═════ SOURCE MATERIAL

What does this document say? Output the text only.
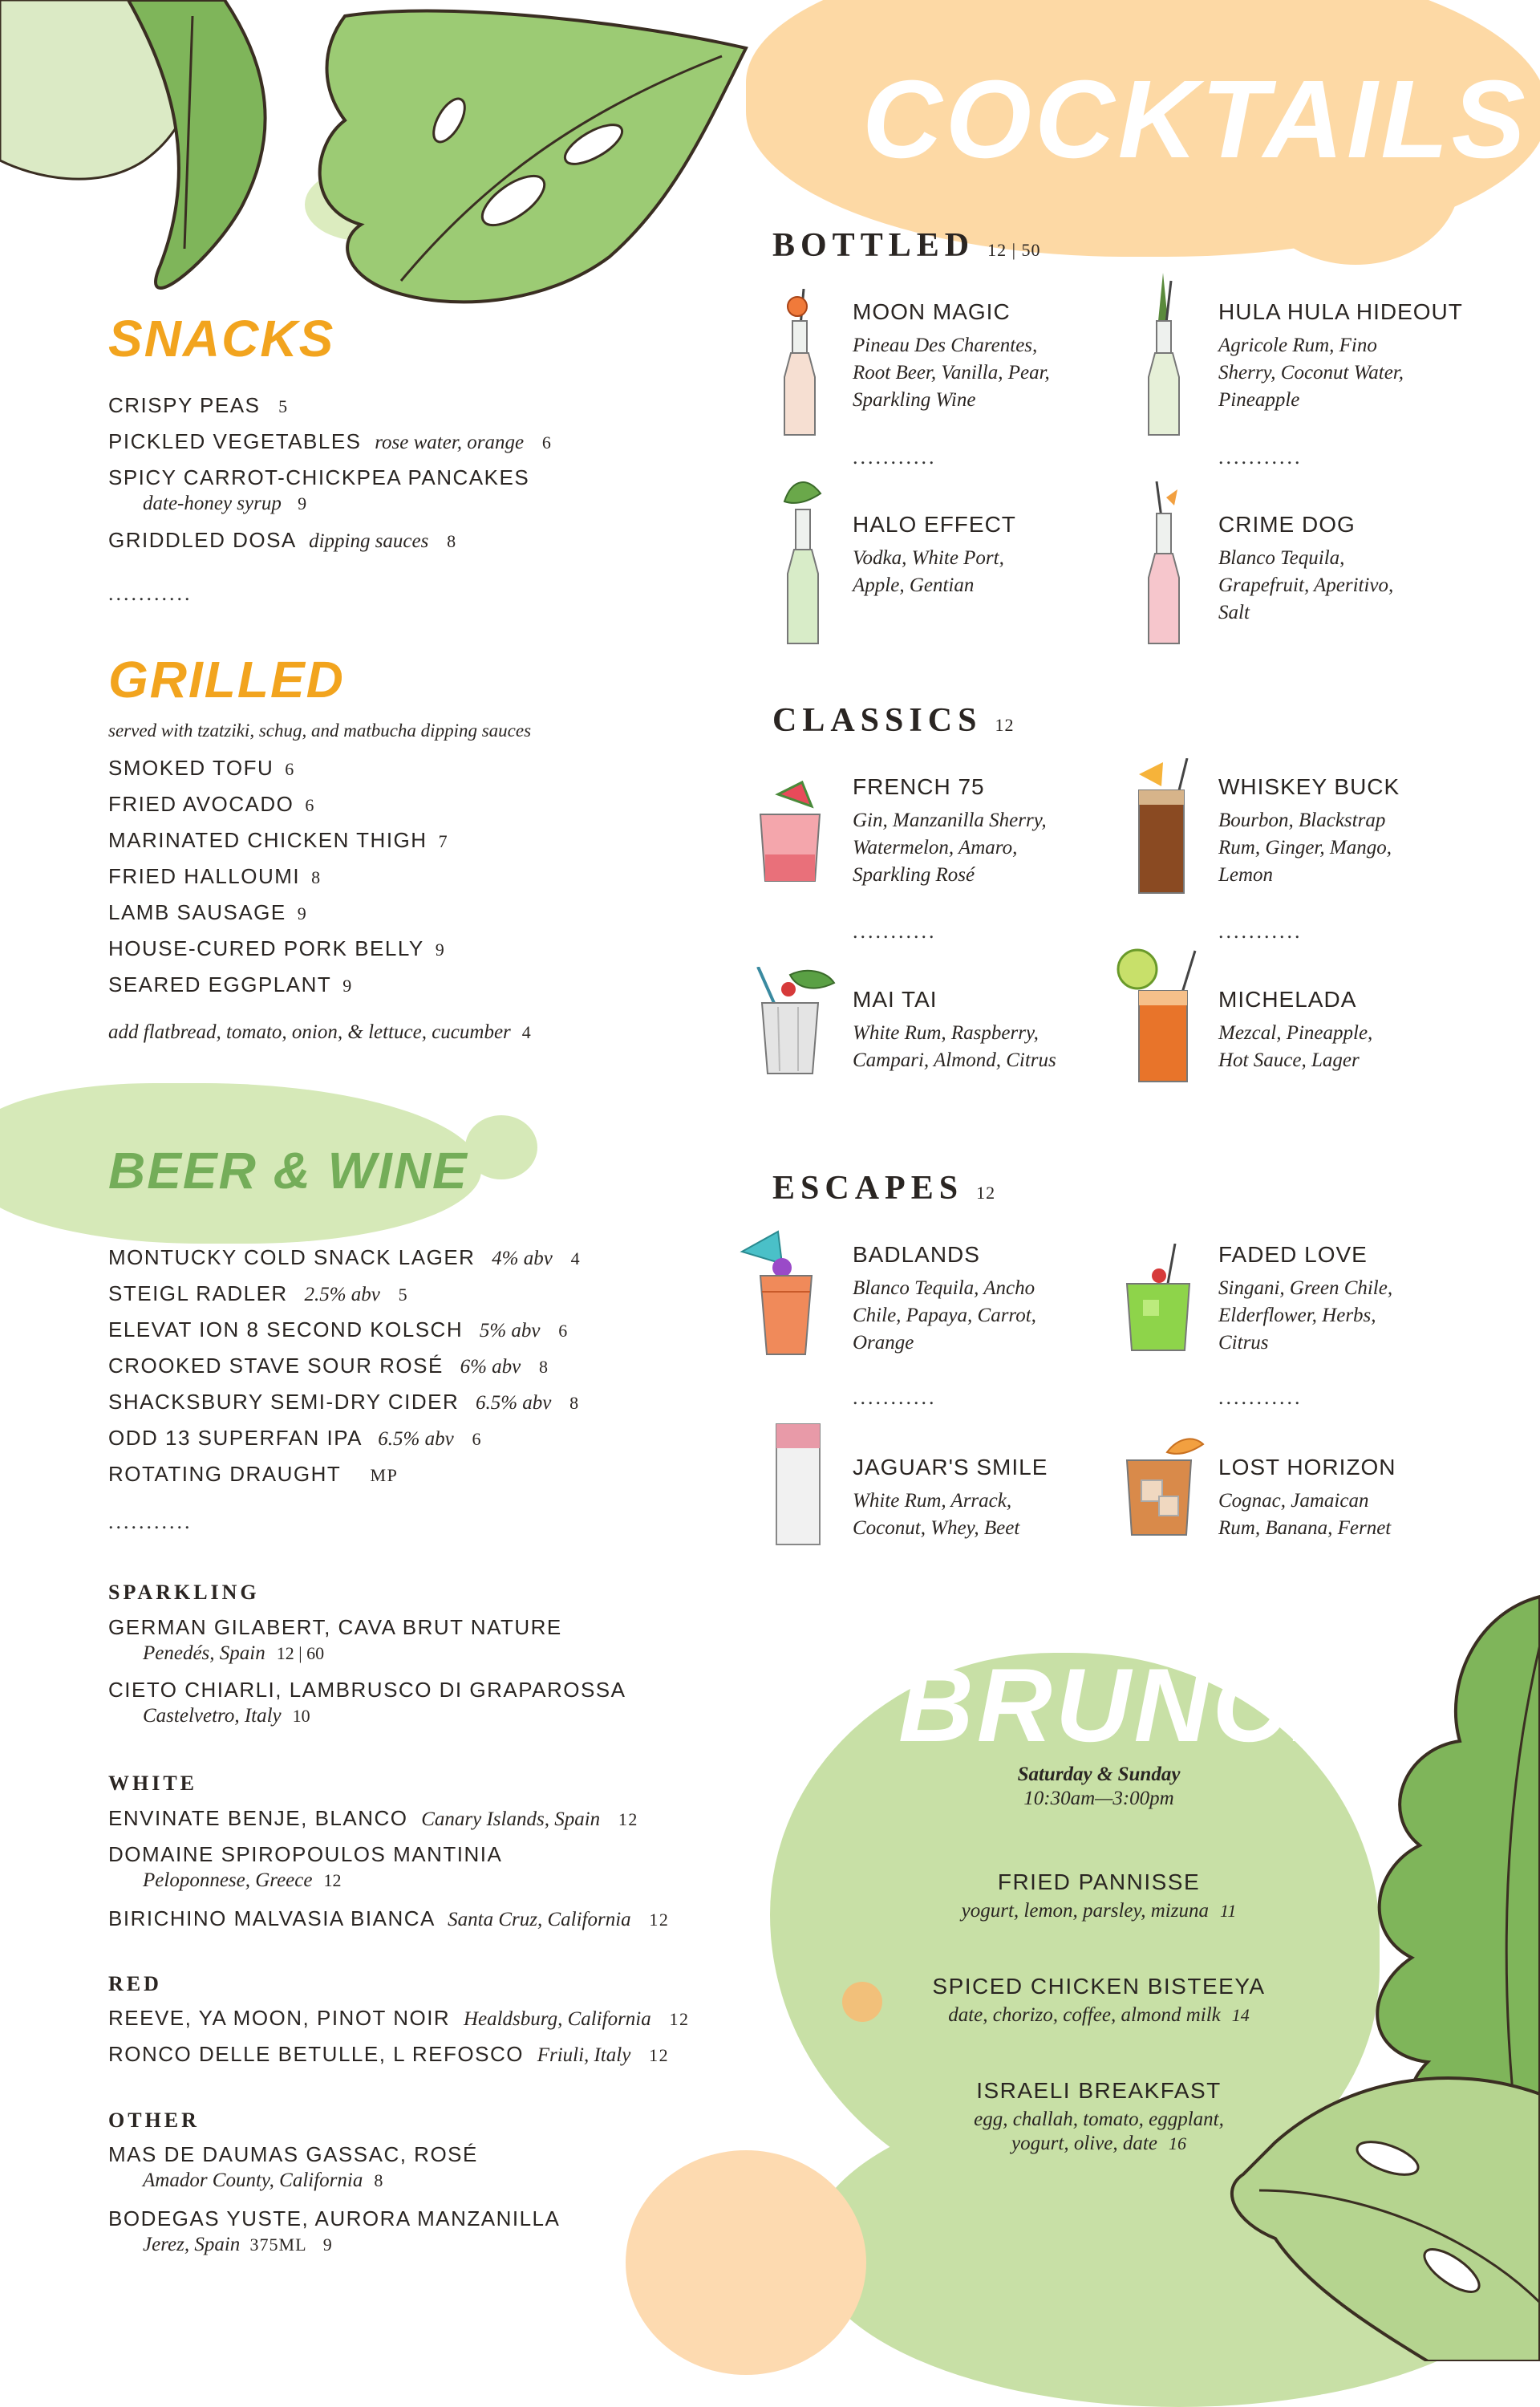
COCKTAILS
SNACKS
CRISPY PEAS 5
PICKLED VEGETABLES rose water, orange 6
SPICY CARROT-CHICKPEA PANCAKES
date-honey syrup 9
GRIDDLED DOSA dipping sauces 8
...........
GRILLED
served with tzatziki, schug, and matbucha dipping sauces
SMOKED TOFU 6
FRIED AVOCADO 6
MARINATED CHICKEN THIGH 7
FRIED HALLOUMI 8
LAMB SAUSAGE 9
HOUSE-CURED PORK BELLY 9
SEARED EGGPLANT 9
add flatbread, tomato, onion, & lettuce, cucumber 4
BEER & WINE
MONTUCKY COLD SNACK LAGER 4% abv 4
STEIGL RADLER 2.5% abv 5
ELEVAT ION 8 SECOND KOLSCH 5% abv 6
CROOKED STAVE SOUR ROSÉ 6% abv 8
SHACKSBURY SEMI-DRY CIDER 6.5% abv 8
ODD 13 SUPERFAN IPA 6.5% abv 6
ROTATING DRAUGHT MP
...........
SPARKLING
GERMAN GILABERT, CAVA BRUT NATURE
Penedés, Spain 12 | 60
CIETO CHIARLI, LAMBRUSCO DI GRAPAROSSA
Castelvetro, Italy 10
WHITE
ENVINATE BENJE, BLANCO Canary Islands, Spain 12
DOMAINE SPIROPOULOS MANTINIA
Peloponnese, Greece 12
BIRICHINO MALVASIA BIANCA Santa Cruz, California 12
RED
REEVE, YA MOON, PINOT NOIR Healdsburg, California 12
RONCO DELLE BETULLE, L REFOSCO Friuli, Italy 12
OTHER
MAS DE DAUMAS GASSAC, ROSÉ
Amador County, California 8
BODEGAS YUSTE, AURORA MANZANILLA
Jerez, Spain 375ML 9
BOTTLED 12 | 50
MOON MAGIC
Pineau Des Charentes,
Root Beer, Vanilla, Pear,
Sparkling Wine
HULA HULA HIDEOUT
Agricole Rum, Fino
Sherry, Coconut Water,
Pineapple
...........	...........
HALO EFFECT
Vodka, White Port,
Apple, Gentian
CRIME DOG
Blanco Tequila,
Grapefruit, Aperitivo,
Salt
CLASSICS 12
FRENCH 75
Gin, Manzanilla Sherry,
Watermelon, Amaro,
Sparkling Rosé
WHISKEY BUCK
Bourbon, Blackstrap
Rum, Ginger, Mango,
Lemon
...........	...........
MAI TAI
White Rum, Raspberry,
Campari, Almond, Citrus
MICHELADA
Mezcal, Pineapple,
Hot Sauce, Lager
ESCAPES 12
BADLANDS
Blanco Tequila, Ancho
Chile, Papaya, Carrot,
Orange
FADED LOVE
Singani, Green Chile,
Elderflower, Herbs,
Citrus
...........	...........
JAGUAR'S SMILE
White Rum, Arrack,
Coconut, Whey, Beet
LOST HORIZON
Cognac, Jamaican
Rum, Banana, Fernet
BRUNCH
Saturday & Sunday
10:30am—3:00pm
FRIED PANNISSE
yogurt, lemon, parsley, mizuna 11
SPICED CHICKEN BISTEEYA
date, chorizo, coffee, almond milk 14
ISRAELI BREAKFAST
egg, challah, tomato, eggplant,
yogurt, olive, date 16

══════════

▶ [TASK DIRECTIONS] Repeat the records above exactly, omitting every picture.

▶ [ANSWER IN FULL]
What does this document say? Output the text only.
COCKTAILS
SNACKS
CRISPY PEAS 5
PICKLED VEGETABLES rose water, orange 6
SPICY CARROT-CHICKPEA PANCAKES
date-honey syrup 9
GRIDDLED DOSA dipping sauces 8
...........
GRILLED
served with tzatziki, schug, and matbucha dipping sauces
SMOKED TOFU 6
FRIED AVOCADO 6
MARINATED CHICKEN THIGH 7
FRIED HALLOUMI 8
LAMB SAUSAGE 9
HOUSE-CURED PORK BELLY 9
SEARED EGGPLANT 9
add flatbread, tomato, onion, & lettuce, cucumber 4
BEER & WINE
MONTUCKY COLD SNACK LAGER 4% abv 4
STEIGL RADLER 2.5% abv 5
ELEVAT ION 8 SECOND KOLSCH 5% abv 6
CROOKED STAVE SOUR ROSÉ 6% abv 8
SHACKSBURY SEMI-DRY CIDER 6.5% abv 8
ODD 13 SUPERFAN IPA 6.5% abv 6
ROTATING DRAUGHT MP
...........
SPARKLING
GERMAN GILABERT, CAVA BRUT NATURE
Penedés, Spain 12 | 60
CIETO CHIARLI, LAMBRUSCO DI GRAPAROSSA
Castelvetro, Italy 10
WHITE
ENVINATE BENJE, BLANCO Canary Islands, Spain 12
DOMAINE SPIROPOULOS MANTINIA
Peloponnese, Greece 12
BIRICHINO MALVASIA BIANCA Santa Cruz, California 12
RED
REEVE, YA MOON, PINOT NOIR Healdsburg, California 12
RONCO DELLE BETULLE, L REFOSCO Friuli, Italy 12
OTHER
MAS DE DAUMAS GASSAC, ROSÉ
Amador County, California 8
BODEGAS YUSTE, AURORA MANZANILLA
Jerez, Spain 375ML 9
BOTTLED 12 | 50
MOON MAGIC
Pineau Des Charentes,
Root Beer, Vanilla, Pear,
Sparkling Wine
HULA HULA HIDEOUT
Agricole Rum, Fino
Sherry, Coconut Water,
Pineapple
...........	...........
HALO EFFECT
Vodka, White Port,
Apple, Gentian
CRIME DOG
Blanco Tequila,
Grapefruit, Aperitivo,
Salt
CLASSICS 12
FRENCH 75
Gin, Manzanilla Sherry,
Watermelon, Amaro,
Sparkling Rosé
WHISKEY BUCK
Bourbon, Blackstrap
Rum, Ginger, Mango,
Lemon
...........	...........
MAI TAI
White Rum, Raspberry,
Campari, Almond, Citrus
MICHELADA
Mezcal, Pineapple,
Hot Sauce, Lager
ESCAPES 12
BADLANDS
Blanco Tequila, Ancho
Chile, Papaya, Carrot,
Orange
FADED LOVE
Singani, Green Chile,
Elderflower, Herbs,
Citrus
...........	...........
JAGUAR'S SMILE
White Rum, Arrack,
Coconut, Whey, Beet
LOST HORIZON
Cognac, Jamaican
Rum, Banana, Fernet
BRUNCH
Saturday & Sunday
10:30am—3:00pm
FRIED PANNISSE
yogurt, lemon, parsley, mizuna 11
SPICED CHICKEN BISTEEYA
date, chorizo, coffee, almond milk 14
ISRAELI BREAKFAST
egg, challah, tomato, eggplant,
yogurt, olive, date 16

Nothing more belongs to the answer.